**RECORDS FOR THE TASK**
::::::::::
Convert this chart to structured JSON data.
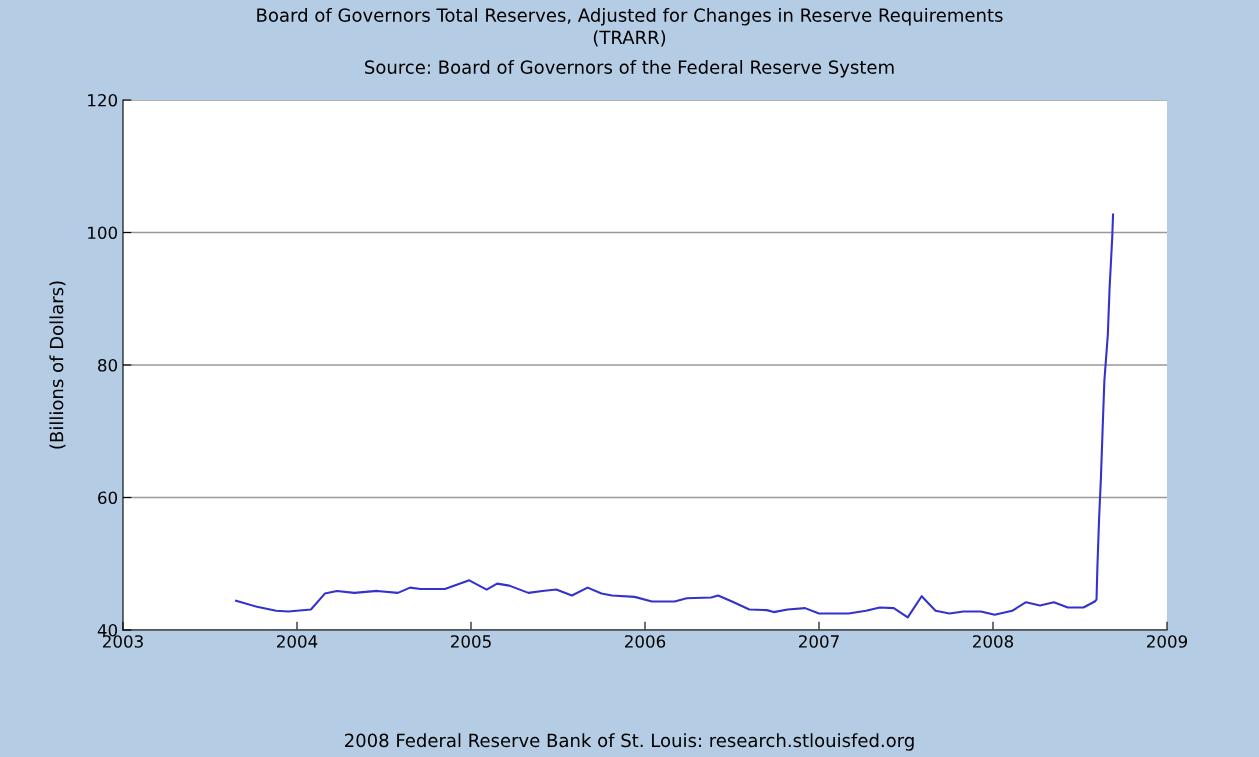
{
  "chart_data": {
    "type": "line",
    "title": "Board of Governors Total Reserves, Adjusted for Changes in Reserve Requirements\n(TRARR)",
    "subtitle": "Source: Board of Governors of the Federal Reserve System",
    "ylabel": "(Billions of Dollars)",
    "annotations": [
      "2008 Federal Reserve Bank of St. Louis: research.stlouisfed.org"
    ],
    "series": [
      {
        "color": "#3333cc",
        "x": [
          2003.65,
          2003.77,
          2003.88,
          2003.95,
          2004.08,
          2004.16,
          2004.23,
          2004.33,
          2004.46,
          2004.58,
          2004.65,
          2004.71,
          2004.85,
          2004.99,
          2005.09,
          2005.15,
          2005.22,
          2005.33,
          2005.41,
          2005.49,
          2005.58,
          2005.67,
          2005.75,
          2005.81,
          2005.94,
          2006.04,
          2006.17,
          2006.24,
          2006.38,
          2006.42,
          2006.5,
          2006.6,
          2006.7,
          2006.74,
          2006.82,
          2006.92,
          2007.0,
          2007.17,
          2007.27,
          2007.35,
          2007.43,
          2007.51,
          2007.59,
          2007.67,
          2007.75,
          2007.83,
          2007.93,
          2008.01,
          2008.11,
          2008.19,
          2008.27,
          2008.35,
          2008.43,
          2008.52,
          2008.585,
          2008.595,
          2008.6,
          2008.61,
          2008.62,
          2008.63,
          2008.64,
          2008.66,
          2008.67,
          2008.685,
          2008.69
        ],
        "values": [
          44.4,
          43.5,
          42.9,
          42.8,
          43.1,
          45.5,
          45.9,
          45.6,
          45.9,
          45.6,
          46.4,
          46.2,
          46.2,
          47.5,
          46.1,
          47.0,
          46.7,
          45.6,
          45.9,
          46.1,
          45.2,
          46.4,
          45.5,
          45.2,
          45.0,
          44.3,
          44.3,
          44.8,
          44.9,
          45.2,
          44.3,
          43.1,
          43.0,
          42.7,
          43.1,
          43.3,
          42.5,
          42.5,
          42.9,
          43.4,
          43.3,
          41.9,
          45.1,
          42.9,
          42.5,
          42.8,
          42.8,
          42.3,
          42.9,
          44.2,
          43.7,
          44.2,
          43.4,
          43.4,
          44.3,
          44.6,
          49.5,
          57.0,
          62.8,
          70.3,
          77.6,
          84.6,
          91.6,
          99.1,
          102.7
        ]
      }
    ],
    "xlim": [
      2003,
      2009
    ],
    "xticks": [
      2003,
      2004,
      2005,
      2006,
      2007,
      2008,
      2009
    ],
    "ylim": [
      40,
      120
    ],
    "yticks": [
      40,
      60,
      80,
      100,
      120
    ],
    "grid": "y",
    "legend": false
  }
}
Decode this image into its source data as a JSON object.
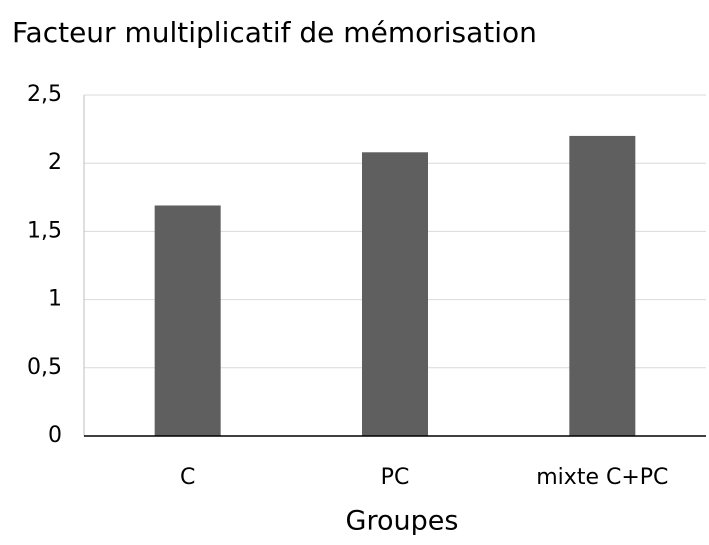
{
  "chart_data": {
    "type": "bar",
    "title": "Facteur multiplicatif de mémorisation",
    "x_label": "Groupes",
    "categories": [
      "C",
      "PC",
      "mixte C+PC"
    ],
    "values": [
      1.69,
      2.08,
      2.2
    ],
    "color": "#5f5f5f",
    "ylim": [
      0,
      2.5
    ],
    "yticks": [
      0,
      {
        "value": 0.5,
        "label": "0,5"
      },
      1,
      {
        "value": 1.5,
        "label": "1,5"
      },
      2,
      {
        "value": 2.5,
        "label": "2,5"
      }
    ],
    "grid": true
  }
}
::::::::::
**GIVEN TASK**
Emit an exact copy of the lines from the line bearing "Decode this image" through the last line above, inclusive, and leave the images out.

**RESPONSE**
Decode this image into its source data as a JSON object.
{
  "chart_data": {
    "type": "bar",
    "title": "Facteur multiplicatif de mémorisation",
    "x_label": "Groupes",
    "categories": [
      "C",
      "PC",
      "mixte C+PC"
    ],
    "values": [
      1.69,
      2.08,
      2.2
    ],
    "color": "#5f5f5f",
    "ylim": [
      0,
      2.5
    ],
    "yticks": [
      0,
      {
        "value": 0.5,
        "label": "0,5"
      },
      1,
      {
        "value": 1.5,
        "label": "1,5"
      },
      2,
      {
        "value": 2.5,
        "label": "2,5"
      }
    ],
    "grid": true
  }
}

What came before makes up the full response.